◆ SHORT TASK ◆
Answer with one number: the count of lines in this material that hold the word "down".

┌─ RECORDS FOR THE TASK

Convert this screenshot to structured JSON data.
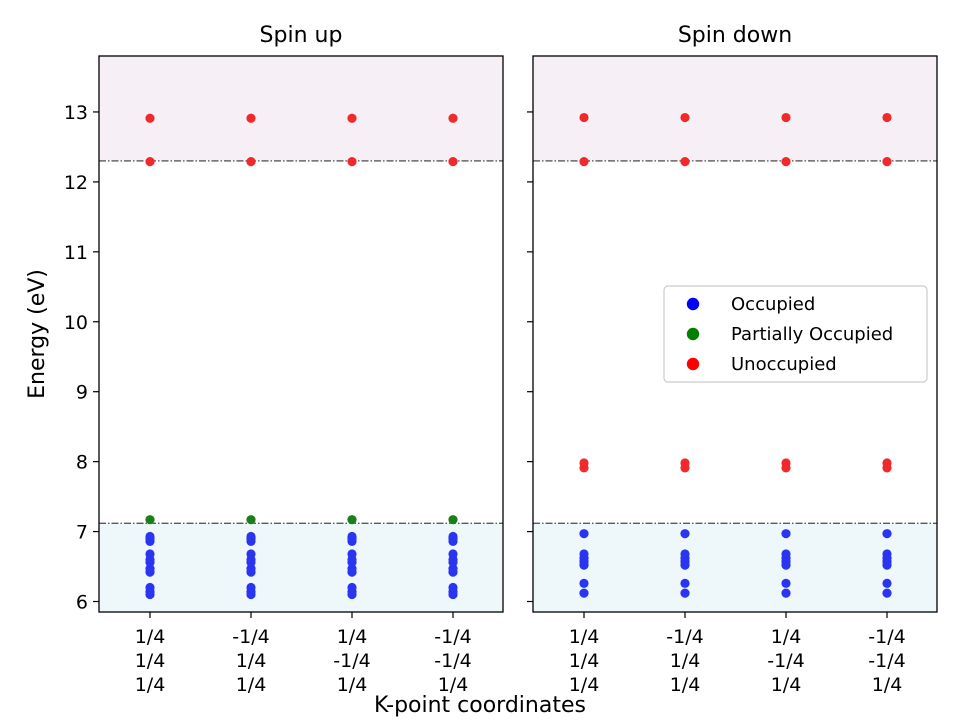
{
  "chart_data": {
    "type": "scatter",
    "xlabel": "K-point coordinates",
    "ylabel": "Energy (eV)",
    "ylim": [
      5.85,
      13.8
    ],
    "yticks": [
      6,
      7,
      8,
      9,
      10,
      11,
      12,
      13
    ],
    "categories": [
      [
        "1/4",
        "1/4",
        "1/4"
      ],
      [
        "-1/4",
        "1/4",
        "1/4"
      ],
      [
        "1/4",
        "-1/4",
        "1/4"
      ],
      [
        "-1/4",
        "-1/4",
        "1/4"
      ]
    ],
    "legend": {
      "placement": "center-right of Spin down panel",
      "entries": [
        {
          "label": "Occupied",
          "color": "#0000ff"
        },
        {
          "label": "Partially Occupied",
          "color": "#008000"
        },
        {
          "label": "Unoccupied",
          "color": "#ff0000"
        }
      ]
    },
    "colors": {
      "occupied": "#2a35f0",
      "partially_occupied": "#1a7f1a",
      "unoccupied": "#f02a2a",
      "lower_band_fill": "#eef7f9",
      "upper_band_fill": "#f6f0f6"
    },
    "panels": [
      {
        "title": "Spin up",
        "lower_line": 7.12,
        "upper_line": 12.3,
        "occupied": [
          6.1,
          6.14,
          6.2,
          6.42,
          6.47,
          6.56,
          6.6,
          6.68,
          6.86,
          6.9,
          6.93
        ],
        "partially_occupied": [
          7.17
        ],
        "unoccupied": [
          12.29,
          12.91
        ]
      },
      {
        "title": "Spin down",
        "lower_line": 7.12,
        "upper_line": 12.3,
        "occupied": [
          6.12,
          6.26,
          6.52,
          6.57,
          6.62,
          6.68,
          6.97
        ],
        "partially_occupied": [],
        "unoccupied": [
          7.91,
          7.98,
          12.29,
          12.92
        ]
      }
    ]
  }
}
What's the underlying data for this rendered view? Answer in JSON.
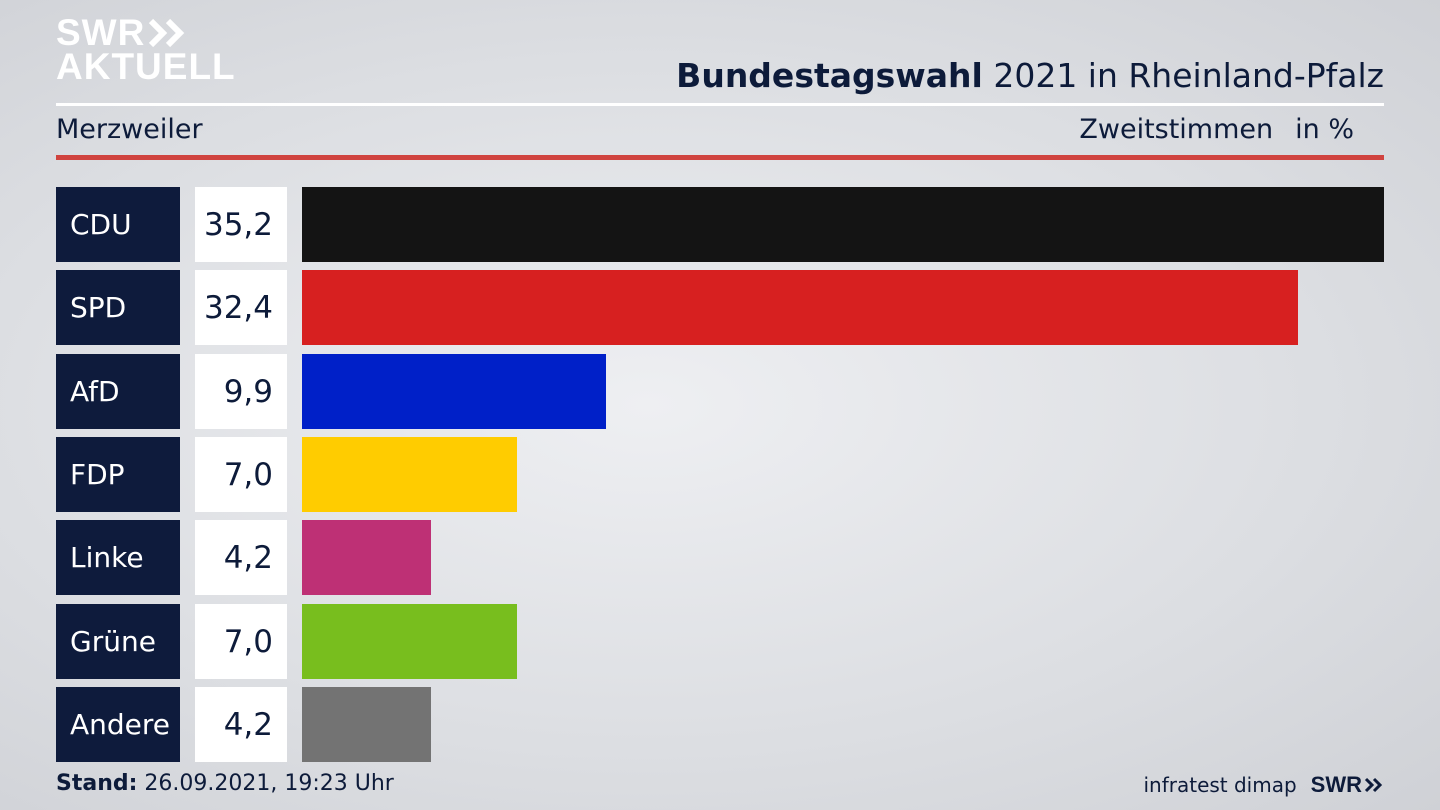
{
  "header": {
    "logo_line1": "SWR",
    "logo_line2": "AKTUELL",
    "title_bold": "Bundestagswahl",
    "title_rest": "2021 in Rheinland-Pfalz",
    "location": "Merzweiler",
    "metric": "Zweitstimmen",
    "unit": "in %"
  },
  "chart_data": {
    "type": "bar",
    "orientation": "horizontal",
    "categories": [
      "CDU",
      "SPD",
      "AfD",
      "FDP",
      "Linke",
      "Grüne",
      "Andere"
    ],
    "values": [
      35.2,
      32.4,
      9.9,
      7.0,
      4.2,
      7.0,
      4.2
    ],
    "value_labels": [
      "35,2",
      "32,4",
      "9,9",
      "7,0",
      "4,2",
      "7,0",
      "4,2"
    ],
    "colors": [
      "#141414",
      "#d72020",
      "#0020c8",
      "#ffcc00",
      "#be3075",
      "#78be1e",
      "#737373"
    ],
    "xlim": [
      0,
      35.2
    ]
  },
  "footer": {
    "stand_label": "Stand:",
    "stand_value": "26.09.2021, 19:23 Uhr",
    "source": "infratest dimap",
    "brand": "SWR"
  }
}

└─

◆ CORRECT RESPONSE ◆
2